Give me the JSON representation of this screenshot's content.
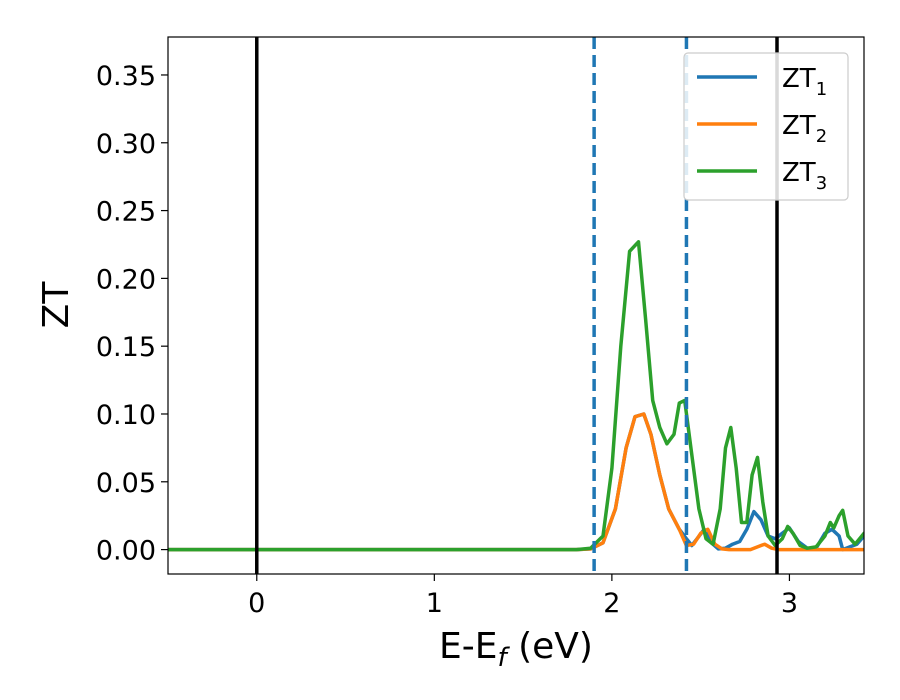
{
  "chart_data": {
    "type": "line",
    "title": "",
    "xlabel_main": "E-E",
    "xlabel_sub": "f",
    "xlabel_unit": " (eV)",
    "ylabel": "ZT",
    "xlim": [
      -0.5,
      3.42
    ],
    "ylim": [
      -0.018,
      0.378
    ],
    "xticks": [
      0,
      1,
      2,
      3
    ],
    "xtick_labels": [
      "0",
      "1",
      "2",
      "3"
    ],
    "yticks": [
      0.0,
      0.05,
      0.1,
      0.15,
      0.2,
      0.25,
      0.3,
      0.35
    ],
    "ytick_labels": [
      "0.00",
      "0.05",
      "0.10",
      "0.15",
      "0.20",
      "0.25",
      "0.30",
      "0.35"
    ],
    "vlines_solid": [
      0.0,
      2.93
    ],
    "vlines_dashed": [
      1.9,
      2.42
    ],
    "legend_position": "top-right",
    "grid": false,
    "series": [
      {
        "name_main": "ZT",
        "name_sub": "1",
        "color": "#1f77b4",
        "x": [
          -0.5,
          1.8,
          1.88,
          1.95,
          2.02,
          2.08,
          2.13,
          2.18,
          2.22,
          2.27,
          2.32,
          2.38,
          2.42,
          2.45,
          2.48,
          2.52,
          2.56,
          2.6,
          2.64,
          2.68,
          2.72,
          2.76,
          2.8,
          2.84,
          2.88,
          2.92,
          2.96,
          3.0,
          3.05,
          3.1,
          3.15,
          3.2,
          3.24,
          3.28,
          3.3,
          3.34,
          3.38,
          3.42
        ],
        "y": [
          0.0,
          0.0,
          0.0005,
          0.005,
          0.03,
          0.075,
          0.098,
          0.1,
          0.085,
          0.055,
          0.03,
          0.015,
          0.008,
          0.003,
          0.008,
          0.015,
          0.005,
          0.0005,
          0.001,
          0.004,
          0.006,
          0.015,
          0.028,
          0.022,
          0.01,
          0.008,
          0.012,
          0.016,
          0.006,
          0.001,
          0.001,
          0.012,
          0.015,
          0.01,
          0.0,
          0.002,
          0.004,
          0.01
        ]
      },
      {
        "name_main": "ZT",
        "name_sub": "2",
        "color": "#ff7f0e",
        "x": [
          -0.5,
          1.8,
          1.88,
          1.95,
          2.02,
          2.08,
          2.13,
          2.18,
          2.22,
          2.27,
          2.32,
          2.38,
          2.42,
          2.46,
          2.5,
          2.54,
          2.58,
          2.62,
          2.66,
          2.7,
          2.74,
          2.78,
          2.82,
          2.86,
          2.9,
          2.94,
          2.98,
          3.02,
          3.06,
          3.1,
          3.15,
          3.2,
          3.25,
          3.3,
          3.35,
          3.42
        ],
        "y": [
          0.0,
          0.0,
          0.0005,
          0.005,
          0.03,
          0.075,
          0.098,
          0.1,
          0.085,
          0.055,
          0.03,
          0.015,
          0.003,
          0.004,
          0.012,
          0.015,
          0.004,
          0.0005,
          0.0,
          0.0,
          0.0,
          0.0,
          0.002,
          0.004,
          0.001,
          0.0,
          0.0,
          0.0,
          0.0,
          0.0,
          0.0,
          0.0,
          0.0,
          0.0,
          0.0,
          0.0
        ]
      },
      {
        "name_main": "ZT",
        "name_sub": "3",
        "color": "#2ca02c",
        "x": [
          -0.5,
          1.8,
          1.88,
          1.95,
          2.0,
          2.05,
          2.1,
          2.15,
          2.19,
          2.23,
          2.27,
          2.31,
          2.35,
          2.38,
          2.41,
          2.45,
          2.49,
          2.53,
          2.57,
          2.61,
          2.64,
          2.67,
          2.7,
          2.73,
          2.76,
          2.79,
          2.82,
          2.85,
          2.88,
          2.92,
          2.96,
          2.99,
          3.02,
          3.06,
          3.1,
          3.15,
          3.2,
          3.23,
          3.25,
          3.28,
          3.3,
          3.33,
          3.37,
          3.42
        ],
        "y": [
          0.0,
          0.0,
          0.001,
          0.01,
          0.06,
          0.15,
          0.22,
          0.227,
          0.17,
          0.11,
          0.09,
          0.078,
          0.085,
          0.108,
          0.11,
          0.07,
          0.03,
          0.008,
          0.004,
          0.03,
          0.075,
          0.09,
          0.06,
          0.02,
          0.02,
          0.055,
          0.068,
          0.035,
          0.01,
          0.003,
          0.008,
          0.017,
          0.012,
          0.003,
          0.001,
          0.002,
          0.01,
          0.02,
          0.016,
          0.025,
          0.029,
          0.01,
          0.004,
          0.012
        ]
      }
    ]
  }
}
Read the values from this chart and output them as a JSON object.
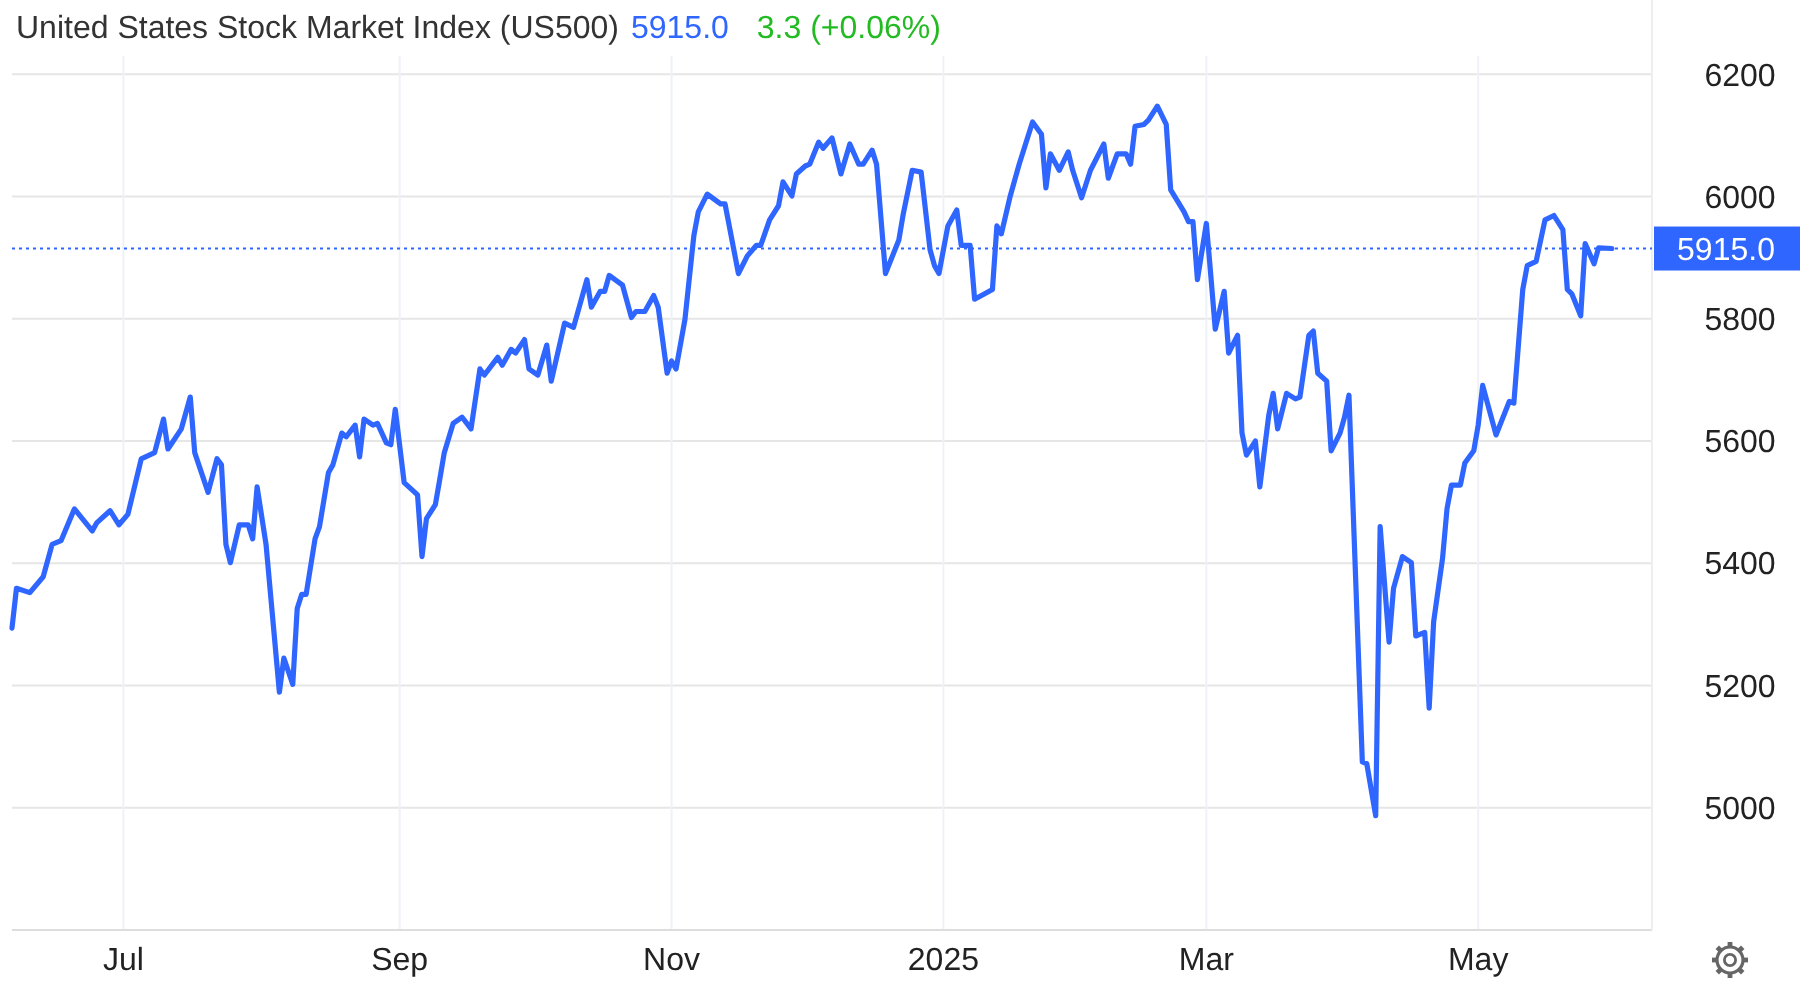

■ ■ ■ ■ ■ ■ ■

EXERCISE BRIEF ▸ Track down all lines above with the string "color" and copy them.

COMPLETE ANSWER ▸
        "color": "#1f77b4",
        "color": "#ff7f0e",
        "color": "#2ca02c",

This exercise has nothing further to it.